◆ **Written exercise**: Exactly as written, print each record in the listing.

-- Dataset extract start --

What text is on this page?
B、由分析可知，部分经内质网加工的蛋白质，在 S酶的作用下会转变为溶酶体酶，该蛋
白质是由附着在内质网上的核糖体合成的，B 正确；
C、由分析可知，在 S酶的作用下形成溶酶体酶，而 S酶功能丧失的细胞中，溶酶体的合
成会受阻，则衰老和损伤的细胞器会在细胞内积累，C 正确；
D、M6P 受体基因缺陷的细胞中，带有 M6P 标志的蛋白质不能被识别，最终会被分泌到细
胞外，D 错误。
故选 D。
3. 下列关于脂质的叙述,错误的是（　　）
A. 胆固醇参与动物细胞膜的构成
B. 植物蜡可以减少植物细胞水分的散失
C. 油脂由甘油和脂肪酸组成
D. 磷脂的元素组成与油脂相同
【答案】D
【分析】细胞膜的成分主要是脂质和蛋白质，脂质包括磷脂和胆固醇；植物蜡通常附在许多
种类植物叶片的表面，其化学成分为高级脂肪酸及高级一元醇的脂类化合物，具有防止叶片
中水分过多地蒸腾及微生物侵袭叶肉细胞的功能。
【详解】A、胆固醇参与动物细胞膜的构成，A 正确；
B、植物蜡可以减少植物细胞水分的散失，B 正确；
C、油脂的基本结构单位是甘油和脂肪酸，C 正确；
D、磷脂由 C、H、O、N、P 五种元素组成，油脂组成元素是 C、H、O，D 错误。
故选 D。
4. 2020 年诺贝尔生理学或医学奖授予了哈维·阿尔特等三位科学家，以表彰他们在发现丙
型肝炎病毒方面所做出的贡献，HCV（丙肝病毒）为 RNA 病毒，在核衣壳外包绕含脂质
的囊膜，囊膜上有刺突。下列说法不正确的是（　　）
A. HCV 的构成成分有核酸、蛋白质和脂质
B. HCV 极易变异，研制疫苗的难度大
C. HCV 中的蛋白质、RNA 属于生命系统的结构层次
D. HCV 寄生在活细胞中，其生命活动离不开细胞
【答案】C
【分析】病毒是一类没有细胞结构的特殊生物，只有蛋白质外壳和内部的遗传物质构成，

-- Dataset extract end --

◆ **Result**:
What text is on this page?
B、由分析可知，部分经内质网加工的蛋白质，在 S酶的作用下会转变为溶酶体酶，该蛋
白质是由附着在内质网上的核糖体合成的，B 正确；
C、由分析可知，在 S酶的作用下形成溶酶体酶，而 S酶功能丧失的细胞中，溶酶体的合
成会受阻，则衰老和损伤的细胞器会在细胞内积累，C 正确；
D、M6P 受体基因缺陷的细胞中，带有 M6P 标志的蛋白质不能被识别，最终会被分泌到细
胞外，D 错误。
故选 D。
3. 下列关于脂质的叙述,错误的是（　　）
A. 胆固醇参与动物细胞膜的构成
B. 植物蜡可以减少植物细胞水分的散失
C. 油脂由甘油和脂肪酸组成
D. 磷脂的元素组成与油脂相同
【答案】D
【分析】细胞膜的成分主要是脂质和蛋白质，脂质包括磷脂和胆固醇；植物蜡通常附在许多
种类植物叶片的表面，其化学成分为高级脂肪酸及高级一元醇的脂类化合物，具有防止叶片
中水分过多地蒸腾及微生物侵袭叶肉细胞的功能。
【详解】A、胆固醇参与动物细胞膜的构成，A 正确；
B、植物蜡可以减少植物细胞水分的散失，B 正确；
C、油脂的基本结构单位是甘油和脂肪酸，C 正确；
D、磷脂由 C、H、O、N、P 五种元素组成，油脂组成元素是 C、H、O，D 错误。
故选 D。
4. 2020 年诺贝尔生理学或医学奖授予了哈维·阿尔特等三位科学家，以表彰他们在发现丙
型肝炎病毒方面所做出的贡献，HCV（丙肝病毒）为 RNA 病毒，在核衣壳外包绕含脂质
的囊膜，囊膜上有刺突。下列说法不正确的是（　　）
A. HCV 的构成成分有核酸、蛋白质和脂质
B. HCV 极易变异，研制疫苗的难度大
C. HCV 中的蛋白质、RNA 属于生命系统的结构层次
D. HCV 寄生在活细胞中，其生命活动离不开细胞
【答案】C
【分析】病毒是一类没有细胞结构的特殊生物，只有蛋白质外壳和内部的遗传物质构成，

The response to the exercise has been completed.